__WHAT IS NEEDED__
Which lines in the records below contain the word "REVENUES"? Copy each one out.

----- RAW RECORDS -----

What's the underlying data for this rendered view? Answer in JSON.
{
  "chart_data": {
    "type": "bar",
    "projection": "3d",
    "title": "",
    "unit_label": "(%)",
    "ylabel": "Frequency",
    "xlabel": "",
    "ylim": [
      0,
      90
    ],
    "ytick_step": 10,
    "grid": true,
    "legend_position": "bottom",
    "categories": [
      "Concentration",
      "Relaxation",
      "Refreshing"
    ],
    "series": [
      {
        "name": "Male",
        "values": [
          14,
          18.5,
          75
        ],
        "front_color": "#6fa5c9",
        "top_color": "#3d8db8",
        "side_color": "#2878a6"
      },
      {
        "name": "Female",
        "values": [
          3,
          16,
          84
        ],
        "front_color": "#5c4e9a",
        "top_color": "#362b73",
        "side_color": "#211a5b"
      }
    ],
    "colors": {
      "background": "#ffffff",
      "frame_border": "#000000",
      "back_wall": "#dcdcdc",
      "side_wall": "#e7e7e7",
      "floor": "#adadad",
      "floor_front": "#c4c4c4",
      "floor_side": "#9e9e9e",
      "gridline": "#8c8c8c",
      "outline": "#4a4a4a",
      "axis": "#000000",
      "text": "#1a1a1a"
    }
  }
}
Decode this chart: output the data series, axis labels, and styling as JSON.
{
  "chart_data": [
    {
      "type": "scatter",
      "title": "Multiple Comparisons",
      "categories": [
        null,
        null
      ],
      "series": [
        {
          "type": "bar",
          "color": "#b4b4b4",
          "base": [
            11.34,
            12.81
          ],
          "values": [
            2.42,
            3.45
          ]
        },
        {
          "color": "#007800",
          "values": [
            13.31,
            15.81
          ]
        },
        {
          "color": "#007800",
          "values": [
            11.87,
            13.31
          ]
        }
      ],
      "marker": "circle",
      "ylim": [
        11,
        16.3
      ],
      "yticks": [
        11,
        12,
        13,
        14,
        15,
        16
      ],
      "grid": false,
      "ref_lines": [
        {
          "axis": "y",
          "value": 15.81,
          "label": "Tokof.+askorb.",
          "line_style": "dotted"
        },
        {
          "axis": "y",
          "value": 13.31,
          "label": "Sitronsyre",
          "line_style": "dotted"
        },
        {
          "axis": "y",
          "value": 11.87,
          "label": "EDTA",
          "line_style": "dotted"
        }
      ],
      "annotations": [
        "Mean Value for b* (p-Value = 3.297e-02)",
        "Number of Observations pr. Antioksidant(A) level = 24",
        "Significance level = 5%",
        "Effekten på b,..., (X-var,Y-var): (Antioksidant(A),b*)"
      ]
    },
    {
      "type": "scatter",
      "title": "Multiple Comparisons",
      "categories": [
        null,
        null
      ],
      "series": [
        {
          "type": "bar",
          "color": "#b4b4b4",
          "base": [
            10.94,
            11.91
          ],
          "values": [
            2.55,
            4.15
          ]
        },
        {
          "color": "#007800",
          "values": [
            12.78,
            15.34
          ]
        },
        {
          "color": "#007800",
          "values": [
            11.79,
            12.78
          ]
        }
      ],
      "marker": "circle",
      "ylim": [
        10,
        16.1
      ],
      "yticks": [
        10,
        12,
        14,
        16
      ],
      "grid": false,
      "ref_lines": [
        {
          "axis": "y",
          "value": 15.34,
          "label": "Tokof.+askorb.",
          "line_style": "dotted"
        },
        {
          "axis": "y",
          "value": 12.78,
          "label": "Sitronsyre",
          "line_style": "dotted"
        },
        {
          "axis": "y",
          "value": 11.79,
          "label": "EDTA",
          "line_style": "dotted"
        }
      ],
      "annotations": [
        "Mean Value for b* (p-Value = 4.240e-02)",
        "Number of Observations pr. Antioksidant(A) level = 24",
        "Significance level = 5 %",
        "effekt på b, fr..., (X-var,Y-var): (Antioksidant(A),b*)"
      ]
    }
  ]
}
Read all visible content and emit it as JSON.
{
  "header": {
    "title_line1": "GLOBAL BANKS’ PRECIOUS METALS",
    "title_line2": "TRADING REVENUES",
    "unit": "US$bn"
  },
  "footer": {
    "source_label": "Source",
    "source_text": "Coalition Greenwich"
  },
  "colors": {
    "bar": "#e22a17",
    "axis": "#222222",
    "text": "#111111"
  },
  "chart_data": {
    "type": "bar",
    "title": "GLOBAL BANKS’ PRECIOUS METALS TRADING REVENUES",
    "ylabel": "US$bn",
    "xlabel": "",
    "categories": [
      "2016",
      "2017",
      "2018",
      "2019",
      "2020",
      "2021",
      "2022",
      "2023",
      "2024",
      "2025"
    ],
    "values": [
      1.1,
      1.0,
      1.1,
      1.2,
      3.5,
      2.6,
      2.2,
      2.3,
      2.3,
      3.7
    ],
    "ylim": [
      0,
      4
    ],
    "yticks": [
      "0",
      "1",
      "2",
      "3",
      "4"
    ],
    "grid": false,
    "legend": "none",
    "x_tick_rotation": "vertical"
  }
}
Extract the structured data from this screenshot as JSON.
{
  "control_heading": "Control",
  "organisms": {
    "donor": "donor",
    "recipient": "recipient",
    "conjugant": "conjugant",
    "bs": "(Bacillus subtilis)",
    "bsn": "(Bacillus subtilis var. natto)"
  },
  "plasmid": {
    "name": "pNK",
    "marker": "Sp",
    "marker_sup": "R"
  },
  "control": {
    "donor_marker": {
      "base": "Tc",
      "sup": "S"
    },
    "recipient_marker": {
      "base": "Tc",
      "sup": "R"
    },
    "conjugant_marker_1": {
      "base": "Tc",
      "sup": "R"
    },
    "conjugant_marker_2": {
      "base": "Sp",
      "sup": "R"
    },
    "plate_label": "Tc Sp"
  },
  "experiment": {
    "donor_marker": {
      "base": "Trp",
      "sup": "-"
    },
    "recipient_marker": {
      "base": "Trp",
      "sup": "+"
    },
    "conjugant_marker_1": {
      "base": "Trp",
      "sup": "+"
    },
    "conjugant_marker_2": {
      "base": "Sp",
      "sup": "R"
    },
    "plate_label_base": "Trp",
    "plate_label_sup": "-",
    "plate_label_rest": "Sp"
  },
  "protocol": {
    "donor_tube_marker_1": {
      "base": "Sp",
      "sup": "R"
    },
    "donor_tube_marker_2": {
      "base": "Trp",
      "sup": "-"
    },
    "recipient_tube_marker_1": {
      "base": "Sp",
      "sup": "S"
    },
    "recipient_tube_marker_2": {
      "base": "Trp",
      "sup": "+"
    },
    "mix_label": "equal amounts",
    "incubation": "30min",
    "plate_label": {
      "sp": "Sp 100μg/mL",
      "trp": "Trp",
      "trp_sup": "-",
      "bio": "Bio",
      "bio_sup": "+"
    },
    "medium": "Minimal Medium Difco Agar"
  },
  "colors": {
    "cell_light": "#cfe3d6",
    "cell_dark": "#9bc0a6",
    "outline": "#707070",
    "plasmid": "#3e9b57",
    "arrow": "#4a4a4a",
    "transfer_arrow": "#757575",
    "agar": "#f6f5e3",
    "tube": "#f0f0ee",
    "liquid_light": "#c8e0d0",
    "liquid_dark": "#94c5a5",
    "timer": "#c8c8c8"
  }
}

-----

__ANSWER FOR THE TASK__
    "title_line2": "TRADING REVENUES",
    "title": "GLOBAL BANKS’ PRECIOUS METALS TRADING REVENUES",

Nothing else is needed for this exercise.